━━━ Record excerpts ━━━

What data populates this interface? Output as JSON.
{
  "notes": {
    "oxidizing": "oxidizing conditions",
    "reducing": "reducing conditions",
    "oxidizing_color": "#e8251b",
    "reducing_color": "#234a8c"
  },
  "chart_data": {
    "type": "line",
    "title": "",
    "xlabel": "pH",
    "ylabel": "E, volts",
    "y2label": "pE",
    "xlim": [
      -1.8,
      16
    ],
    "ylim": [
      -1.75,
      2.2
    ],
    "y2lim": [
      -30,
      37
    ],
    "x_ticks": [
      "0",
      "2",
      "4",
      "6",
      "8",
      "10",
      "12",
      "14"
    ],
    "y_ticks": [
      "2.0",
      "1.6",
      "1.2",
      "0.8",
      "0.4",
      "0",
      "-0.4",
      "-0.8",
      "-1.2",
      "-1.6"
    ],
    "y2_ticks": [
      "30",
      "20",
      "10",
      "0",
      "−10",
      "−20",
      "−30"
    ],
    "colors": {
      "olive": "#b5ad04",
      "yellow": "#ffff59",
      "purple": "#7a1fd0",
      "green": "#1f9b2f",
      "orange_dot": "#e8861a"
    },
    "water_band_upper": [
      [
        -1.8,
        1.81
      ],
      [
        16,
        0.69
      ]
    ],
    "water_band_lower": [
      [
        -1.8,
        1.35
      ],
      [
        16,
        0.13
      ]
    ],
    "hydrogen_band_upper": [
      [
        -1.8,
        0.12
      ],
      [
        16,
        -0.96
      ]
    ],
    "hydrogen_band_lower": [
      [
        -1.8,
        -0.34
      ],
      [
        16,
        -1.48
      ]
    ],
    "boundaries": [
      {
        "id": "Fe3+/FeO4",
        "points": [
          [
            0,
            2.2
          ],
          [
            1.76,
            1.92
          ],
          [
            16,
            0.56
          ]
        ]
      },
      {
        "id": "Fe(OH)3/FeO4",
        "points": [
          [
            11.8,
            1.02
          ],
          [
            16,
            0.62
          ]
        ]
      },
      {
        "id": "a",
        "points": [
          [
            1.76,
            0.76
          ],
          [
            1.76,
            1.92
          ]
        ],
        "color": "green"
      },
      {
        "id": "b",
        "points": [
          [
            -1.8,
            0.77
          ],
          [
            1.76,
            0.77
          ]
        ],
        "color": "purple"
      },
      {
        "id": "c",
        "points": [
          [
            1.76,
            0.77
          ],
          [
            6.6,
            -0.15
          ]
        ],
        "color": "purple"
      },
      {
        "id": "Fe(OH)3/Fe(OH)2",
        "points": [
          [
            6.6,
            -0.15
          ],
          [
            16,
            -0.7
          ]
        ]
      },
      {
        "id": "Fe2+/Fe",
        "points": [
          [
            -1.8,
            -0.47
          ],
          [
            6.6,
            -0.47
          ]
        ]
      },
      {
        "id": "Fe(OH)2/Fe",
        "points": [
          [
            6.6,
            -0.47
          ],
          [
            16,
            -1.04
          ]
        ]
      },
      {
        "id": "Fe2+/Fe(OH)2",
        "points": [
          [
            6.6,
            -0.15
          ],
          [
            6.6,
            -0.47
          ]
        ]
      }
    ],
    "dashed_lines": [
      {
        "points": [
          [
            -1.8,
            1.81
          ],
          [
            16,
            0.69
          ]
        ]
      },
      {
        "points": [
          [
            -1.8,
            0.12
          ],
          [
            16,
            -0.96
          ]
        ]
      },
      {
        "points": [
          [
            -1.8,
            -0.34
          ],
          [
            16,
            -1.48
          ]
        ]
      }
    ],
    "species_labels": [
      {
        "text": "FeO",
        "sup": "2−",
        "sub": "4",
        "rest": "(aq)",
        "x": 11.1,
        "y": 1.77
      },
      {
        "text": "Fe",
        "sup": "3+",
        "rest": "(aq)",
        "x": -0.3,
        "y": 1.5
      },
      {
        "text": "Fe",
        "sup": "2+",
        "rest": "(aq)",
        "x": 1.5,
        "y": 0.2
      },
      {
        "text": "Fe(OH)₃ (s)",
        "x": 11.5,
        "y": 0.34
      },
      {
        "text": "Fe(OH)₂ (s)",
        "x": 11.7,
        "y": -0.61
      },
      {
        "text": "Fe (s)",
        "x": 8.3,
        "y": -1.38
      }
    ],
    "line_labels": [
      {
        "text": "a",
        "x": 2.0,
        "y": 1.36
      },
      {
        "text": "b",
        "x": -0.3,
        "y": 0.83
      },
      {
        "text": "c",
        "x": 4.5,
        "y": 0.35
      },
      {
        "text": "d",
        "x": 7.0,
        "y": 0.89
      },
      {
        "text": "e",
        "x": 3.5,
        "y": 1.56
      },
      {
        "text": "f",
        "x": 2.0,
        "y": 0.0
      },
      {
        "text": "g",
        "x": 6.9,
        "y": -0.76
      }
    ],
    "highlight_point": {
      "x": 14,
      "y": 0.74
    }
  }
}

━━━

*What is required*
Transcribe all entries exactly as they are given.

*Solution to this exercise*
What data populates this interface? Output as JSON.
{
  "notes": {
    "oxidizing": "oxidizing conditions",
    "reducing": "reducing conditions",
    "oxidizing_color": "#e8251b",
    "reducing_color": "#234a8c"
  },
  "chart_data": {
    "type": "line",
    "title": "",
    "xlabel": "pH",
    "ylabel": "E, volts",
    "y2label": "pE",
    "xlim": [
      -1.8,
      16
    ],
    "ylim": [
      -1.75,
      2.2
    ],
    "y2lim": [
      -30,
      37
    ],
    "x_ticks": [
      "0",
      "2",
      "4",
      "6",
      "8",
      "10",
      "12",
      "14"
    ],
    "y_ticks": [
      "2.0",
      "1.6",
      "1.2",
      "0.8",
      "0.4",
      "0",
      "-0.4",
      "-0.8",
      "-1.2",
      "-1.6"
    ],
    "y2_ticks": [
      "30",
      "20",
      "10",
      "0",
      "−10",
      "−20",
      "−30"
    ],
    "colors": {
      "olive": "#b5ad04",
      "yellow": "#ffff59",
      "purple": "#7a1fd0",
      "green": "#1f9b2f",
      "orange_dot": "#e8861a"
    },
    "water_band_upper": [
      [
        -1.8,
        1.81
      ],
      [
        16,
        0.69
      ]
    ],
    "water_band_lower": [
      [
        -1.8,
        1.35
      ],
      [
        16,
        0.13
      ]
    ],
    "hydrogen_band_upper": [
      [
        -1.8,
        0.12
      ],
      [
        16,
        -0.96
      ]
    ],
    "hydrogen_band_lower": [
      [
        -1.8,
        -0.34
      ],
      [
        16,
        -1.48
      ]
    ],
    "boundaries": [
      {
        "id": "Fe3+/FeO4",
        "points": [
          [
            0,
            2.2
          ],
          [
            1.76,
            1.92
          ],
          [
            16,
            0.56
          ]
        ]
      },
      {
        "id": "Fe(OH)3/FeO4",
        "points": [
          [
            11.8,
            1.02
          ],
          [
            16,
            0.62
          ]
        ]
      },
      {
        "id": "a",
        "points": [
          [
            1.76,
            0.76
          ],
          [
            1.76,
            1.92
          ]
        ],
        "color": "green"
      },
      {
        "id": "b",
        "points": [
          [
            -1.8,
            0.77
          ],
          [
            1.76,
            0.77
          ]
        ],
        "color": "purple"
      },
      {
        "id": "c",
        "points": [
          [
            1.76,
            0.77
          ],
          [
            6.6,
            -0.15
          ]
        ],
        "color": "purple"
      },
      {
        "id": "Fe(OH)3/Fe(OH)2",
        "points": [
          [
            6.6,
            -0.15
          ],
          [
            16,
            -0.7
          ]
        ]
      },
      {
        "id": "Fe2+/Fe",
        "points": [
          [
            -1.8,
            -0.47
          ],
          [
            6.6,
            -0.47
          ]
        ]
      },
      {
        "id": "Fe(OH)2/Fe",
        "points": [
          [
            6.6,
            -0.47
          ],
          [
            16,
            -1.04
          ]
        ]
      },
      {
        "id": "Fe2+/Fe(OH)2",
        "points": [
          [
            6.6,
            -0.15
          ],
          [
            6.6,
            -0.47
          ]
        ]
      }
    ],
    "dashed_lines": [
      {
        "points": [
          [
            -1.8,
            1.81
          ],
          [
            16,
            0.69
          ]
        ]
      },
      {
        "points": [
          [
            -1.8,
            0.12
          ],
          [
            16,
            -0.96
          ]
        ]
      },
      {
        "points": [
          [
            -1.8,
            -0.34
          ],
          [
            16,
            -1.48
          ]
        ]
      }
    ],
    "species_labels": [
      {
        "text": "FeO",
        "sup": "2−",
        "sub": "4",
        "rest": "(aq)",
        "x": 11.1,
        "y": 1.77
      },
      {
        "text": "Fe",
        "sup": "3+",
        "rest": "(aq)",
        "x": -0.3,
        "y": 1.5
      },
      {
        "text": "Fe",
        "sup": "2+",
        "rest": "(aq)",
        "x": 1.5,
        "y": 0.2
      },
      {
        "text": "Fe(OH)₃ (s)",
        "x": 11.5,
        "y": 0.34
      },
      {
        "text": "Fe(OH)₂ (s)",
        "x": 11.7,
        "y": -0.61
      },
      {
        "text": "Fe (s)",
        "x": 8.3,
        "y": -1.38
      }
    ],
    "line_labels": [
      {
        "text": "a",
        "x": 2.0,
        "y": 1.36
      },
      {
        "text": "b",
        "x": -0.3,
        "y": 0.83
      },
      {
        "text": "c",
        "x": 4.5,
        "y": 0.35
      },
      {
        "text": "d",
        "x": 7.0,
        "y": 0.89
      },
      {
        "text": "e",
        "x": 3.5,
        "y": 1.56
      },
      {
        "text": "f",
        "x": 2.0,
        "y": 0.0
      },
      {
        "text": "g",
        "x": 6.9,
        "y": -0.76
      }
    ],
    "highlight_point": {
      "x": 14,
      "y": 0.74
    }
  }
}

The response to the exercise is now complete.